SET PROBLEM: Reproduce every line of the material below, but drop the pictures.

EXERCISE INPUTS:

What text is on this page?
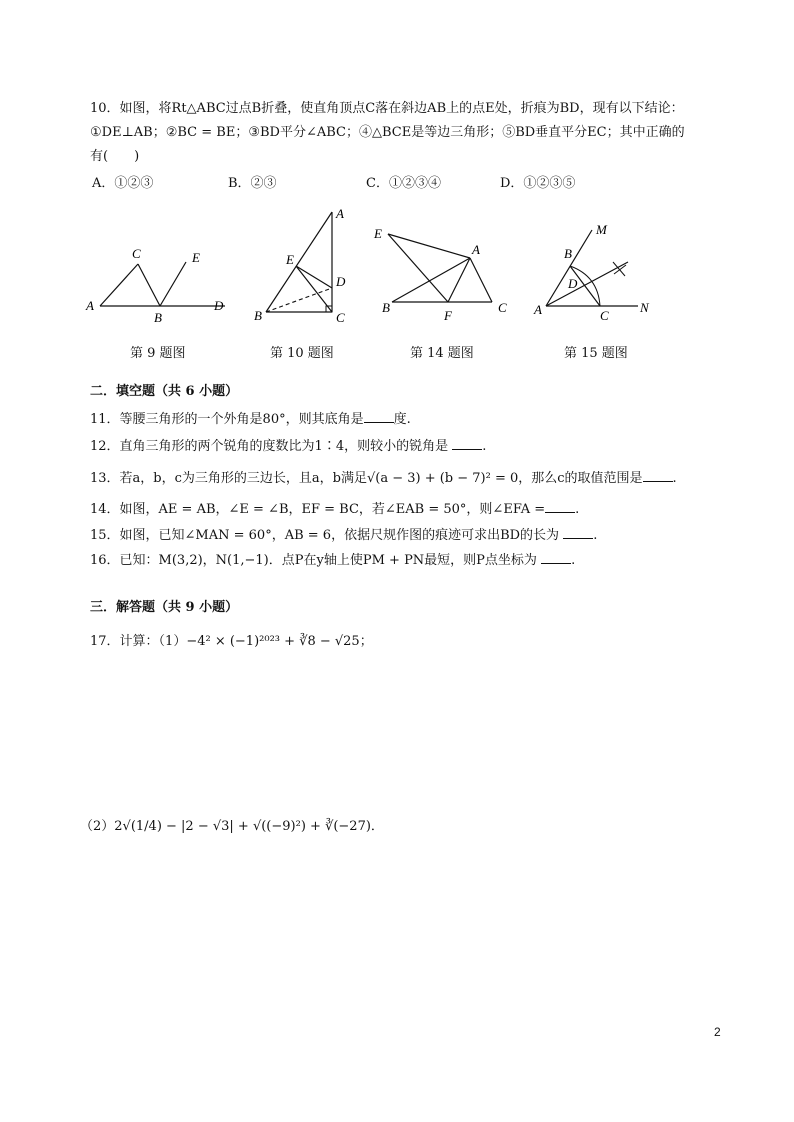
10．如图，将Rt△ABC过点B折叠，使直角顶点C落在斜边AB上的点E处，折痕为BD，现有以下结论：
①DE⊥AB；②BC = BE；③BD平分∠ABC；④△BCE是等边三角形；⑤BD垂直平分EC；其中正确的
有(　　)
A．①②③	B．②③	C．①②③④	D．①②③⑤
C	E
A
B
D
第 9 题图
A
E
D
B	C
第 10 题图
E
A
B
F
C
第 14 题图
M
B
D
A	C
N
第 15 题图
二．填空题（共 6 小题）
11．等腰三角形的一个外角是80°，则其底角是 度.
12．直角三角形的两个锐角的度数比为1∶4，则较小的锐角是	.
13．若a，b，c为三角形的三边长，且a，b满足√(a − 3) + (b − 7)² = 0，那么c的取值范围是 .
14．如图，AE = AB，∠E = ∠B，EF = BC，若∠EAB = 50°，则∠EFA = .
15．如图，已知∠MAN = 60°，AB = 6，依据尺规作图的痕迹可求出BD的长为	.
16．已知：M(3,2)，N(1,−1)．点P在y轴上使PM + PN最短，则P点坐标为	.
三．解答题（共 9 小题）
17．计算：（1）−4² × (−1)²⁰²³ + ∛8 − √25；
（2）2√(1/4) − |2 − √3| + √((−9)²) + ∛(−27)．
2
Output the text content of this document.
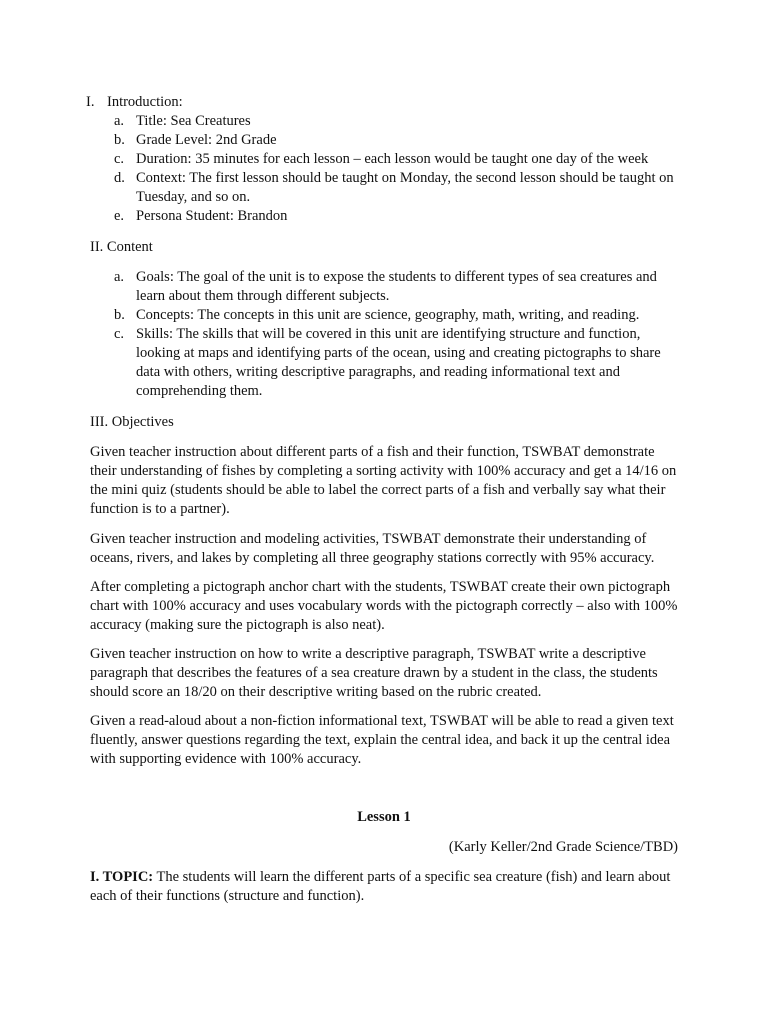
I. Introduction:
a. Title: Sea Creatures
b. Grade Level: 2nd Grade
c. Duration: 35 minutes for each lesson – each lesson would be taught one day of the week
d. Context: The first lesson should be taught on Monday, the second lesson should be taught on Tuesday, and so on.
e. Persona Student: Brandon
II. Content
a. Goals: The goal of the unit is to expose the students to different types of sea creatures and learn about them through different subjects.
b. Concepts: The concepts in this unit are science, geography, math, writing, and reading.
c. Skills: The skills that will be covered in this unit are identifying structure and function, looking at maps and identifying parts of the ocean, using and creating pictographs to share data with others, writing descriptive paragraphs, and reading informational text and comprehending them.
III. Objectives

Given teacher instruction about different parts of a fish and their function, TSWBAT demonstrate their understanding of fishes by completing a sorting activity with 100% accuracy and get a 14/16 on the mini quiz (students should be able to label the correct parts of a fish and verbally say what their function is to a partner).

Given teacher instruction and modeling activities, TSWBAT demonstrate their understanding of oceans, rivers, and lakes by completing all three geography stations correctly with 95% accuracy.

After completing a pictograph anchor chart with the students, TSWBAT create their own pictograph chart with 100% accuracy and uses vocabulary words with the pictograph correctly – also with 100% accuracy (making sure the pictograph is also neat).

Given teacher instruction on how to write a descriptive paragraph, TSWBAT write a descriptive paragraph that describes the features of a sea creature drawn by a student in the class, the students should score an 18/20 on their descriptive writing based on the rubric created.

Given a read-aloud about a non-fiction informational text, TSWBAT will be able to read a given text fluently, answer questions regarding the text, explain the central idea, and back it up the central idea with supporting evidence with 100% accuracy.

Lesson 1
(Karly Keller/2nd Grade Science/TBD)

I. TOPIC: The students will learn the different parts of a specific sea creature (fish) and learn about each of their functions (structure and function).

TASK ANSWER:
What text is on this page?
10．如图，将Rt△ABC过点B折叠，使直角顶点C落在斜边AB上的点E处，折痕为BD，现有以下结论：
①DE⊥AB；②BC = BE；③BD平分∠ABC；④△BCE是等边三角形；⑤BD垂直平分EC；其中正确的
有(　　)
A．①②③	B．②③	C．①②③④	D．①②③⑤
C	E
A
B
D
第 9 题图
A
E
D
B	C
第 10 题图
E
A
B
F
C
第 14 题图
M
B
D
A	C
N
第 15 题图
二．填空题（共 6 小题）
11．等腰三角形的一个外角是80°，则其底角是 度.
12．直角三角形的两个锐角的度数比为1∶4，则较小的锐角是	.
13．若a，b，c为三角形的三边长，且a，b满足√(a − 3) + (b − 7)² = 0，那么c的取值范围是 .
14．如图，AE = AB，∠E = ∠B，EF = BC，若∠EAB = 50°，则∠EFA = .
15．如图，已知∠MAN = 60°，AB = 6，依据尺规作图的痕迹可求出BD的长为	.
16．已知：M(3,2)，N(1,−1)．点P在y轴上使PM + PN最短，则P点坐标为	.
三．解答题（共 9 小题）
17．计算：（1）−4² × (−1)²⁰²³ + ∛8 − √25；
（2）2√(1/4) − |2 − √3| + √((−9)²) + ∛(−27)．
2
Output the text content of this document.
I. Introduction:
a. Title: Sea Creatures
b. Grade Level: 2nd Grade
c. Duration: 35 minutes for each lesson – each lesson would be taught one day of the week
d. Context: The first lesson should be taught on Monday, the second lesson should be taught on Tuesday, and so on.
e. Persona Student: Brandon
II. Content
a. Goals: The goal of the unit is to expose the students to different types of sea creatures and learn about them through different subjects.
b. Concepts: The concepts in this unit are science, geography, math, writing, and reading.
c. Skills: The skills that will be covered in this unit are identifying structure and function, looking at maps and identifying parts of the ocean, using and creating pictographs to share data with others, writing descriptive paragraphs, and reading informational text and comprehending them.
III. Objectives

Given teacher instruction about different parts of a fish and their function, TSWBAT demonstrate their understanding of fishes by completing a sorting activity with 100% accuracy and get a 14/16 on the mini quiz (students should be able to label the correct parts of a fish and verbally say what their function is to a partner).

Given teacher instruction and modeling activities, TSWBAT demonstrate their understanding of oceans, rivers, and lakes by completing all three geography stations correctly with 95% accuracy.

After completing a pictograph anchor chart with the students, TSWBAT create their own pictograph chart with 100% accuracy and uses vocabulary words with the pictograph correctly – also with 100% accuracy (making sure the pictograph is also neat).

Given teacher instruction on how to write a descriptive paragraph, TSWBAT write a descriptive paragraph that describes the features of a sea creature drawn by a student in the class, the students should score an 18/20 on their descriptive writing based on the rubric created.

Given a read-aloud about a non-fiction informational text, TSWBAT will be able to read a given text fluently, answer questions regarding the text, explain the central idea, and back it up the central idea with supporting evidence with 100% accuracy.

Lesson 1
(Karly Keller/2nd Grade Science/TBD)

I. TOPIC: The students will learn the different parts of a specific sea creature (fish) and learn about each of their functions (structure and function).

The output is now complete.